### Objective
Transcribe the material word for word, but without the images.

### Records
* * * *

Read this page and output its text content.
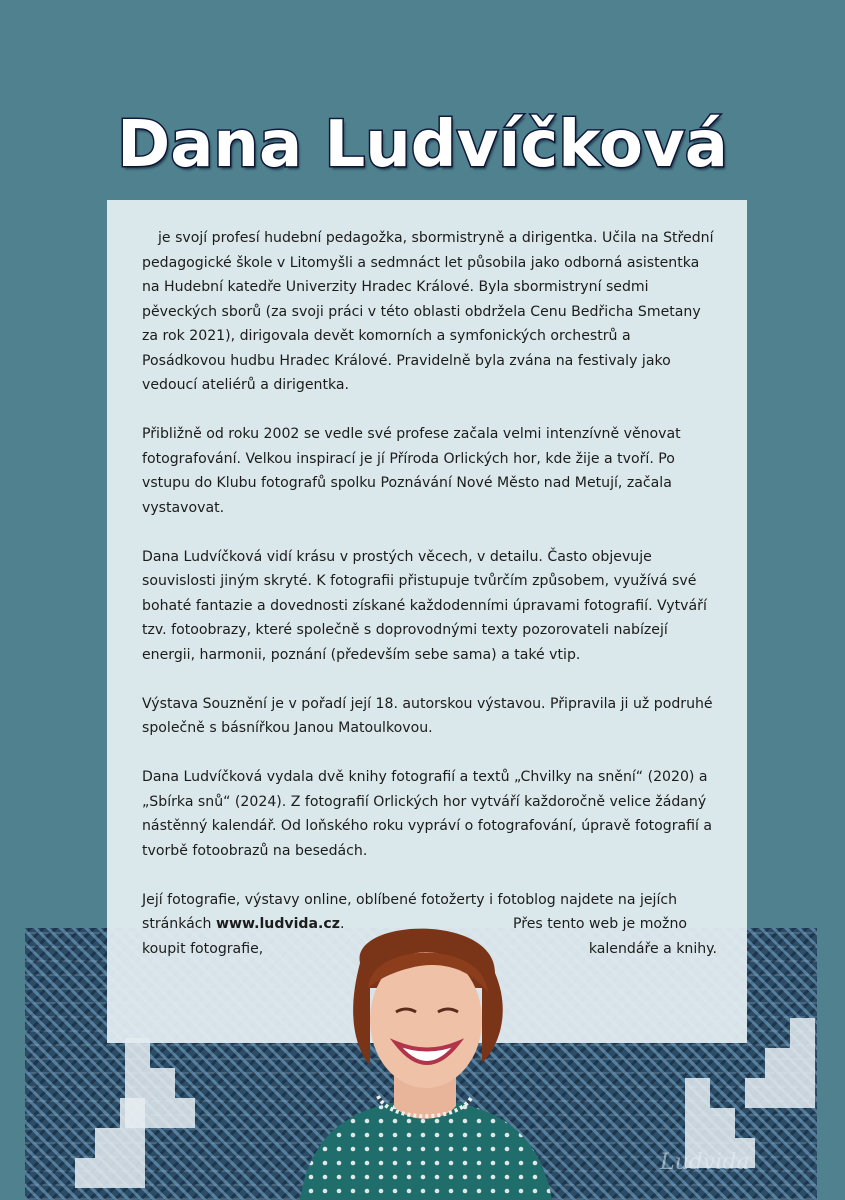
Dana Ludvíčková

je svojí profesí hudební pedagožka, sbormistryně a dirigentka. Učila na Střední pedagogické škole v Litomyšli a sedmnáct let působila jako odborná asistentka na Hudební katedře Univerzity Hradec Králové. Byla sbormistryní sedmi pěveckých sborů (za svoji práci v této oblasti obdržela Cenu Bedřicha Smetany za rok 2021), dirigovala devět komorních a symfonických orchestrů a Posádkovou hudbu Hradec Králové. Pravidelně byla zvána na festivaly jako vedoucí ateliérů a dirigentka.

Přibližně od roku 2002 se vedle své profese začala velmi intenzívně věnovat fotografování. Velkou inspirací je jí Příroda Orlických hor, kde žije a tvoří. Po vstupu do Klubu fotografů spolku Poznávání Nové Město nad Metují, začala vystavovat.

Dana Ludvíčková vidí krásu v prostých věcech, v detailu. Často objevuje souvislosti jiným skryté. K fotografii přistupuje tvůrčím způsobem, využívá své bohaté fantazie a dovednosti získané každodenními úpravami fotografií. Vytváří tzv. fotoobrazy, které společně s doprovodnými texty pozorovateli nabízejí energii, harmonii, poznání (především sebe sama) a také vtip.

Výstava Souznění je v pořadí její 18. autorskou výstavou. Připravila ji už podruhé společně s básnířkou Janou Matoulkovou.

Dana Ludvíčková vydala dvě knihy fotografií a textů „Chvilky na snění“ (2020) a „Sbírka snů“ (2024). Z fotografií Orlických hor vytváří každoročně velice žádaný nástěnný kalendář. Od loňského roku vypráví o fotografování, úpravě fotografií a tvorbě fotoobrazů na besedách.

Její fotografie, výstavy online, oblíbené fotožerty i fotoblog najdete na jejích
stránkách www.ludvida.cz.	Přes tento web je možno
koupit fotografie,	kalendáře a knihy.
Ludvida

* * * *

### Task result
Read this page and output its text content.
Dana Ludvíčková

je svojí profesí hudební pedagožka, sbormistryně a dirigentka. Učila na Střední pedagogické škole v Litomyšli a sedmnáct let působila jako odborná asistentka na Hudební katedře Univerzity Hradec Králové. Byla sbormistryní sedmi pěveckých sborů (za svoji práci v této oblasti obdržela Cenu Bedřicha Smetany za rok 2021), dirigovala devět komorních a symfonických orchestrů a Posádkovou hudbu Hradec Králové. Pravidelně byla zvána na festivaly jako vedoucí ateliérů a dirigentka.

Přibližně od roku 2002 se vedle své profese začala velmi intenzívně věnovat fotografování. Velkou inspirací je jí Příroda Orlických hor, kde žije a tvoří. Po vstupu do Klubu fotografů spolku Poznávání Nové Město nad Metují, začala vystavovat.

Dana Ludvíčková vidí krásu v prostých věcech, v detailu. Často objevuje souvislosti jiným skryté. K fotografii přistupuje tvůrčím způsobem, využívá své bohaté fantazie a dovednosti získané každodenními úpravami fotografií. Vytváří tzv. fotoobrazy, které společně s doprovodnými texty pozorovateli nabízejí energii, harmonii, poznání (především sebe sama) a také vtip.

Výstava Souznění je v pořadí její 18. autorskou výstavou. Připravila ji už podruhé společně s básnířkou Janou Matoulkovou.

Dana Ludvíčková vydala dvě knihy fotografií a textů „Chvilky na snění“ (2020) a „Sbírka snů“ (2024). Z fotografií Orlických hor vytváří každoročně velice žádaný nástěnný kalendář. Od loňského roku vypráví o fotografování, úpravě fotografií a tvorbě fotoobrazů na besedách.

Její fotografie, výstavy online, oblíbené fotožerty i fotoblog najdete na jejích
stránkách www.ludvida.cz.	Přes tento web je možno
koupit fotografie,	kalendáře a knihy.
Ludvida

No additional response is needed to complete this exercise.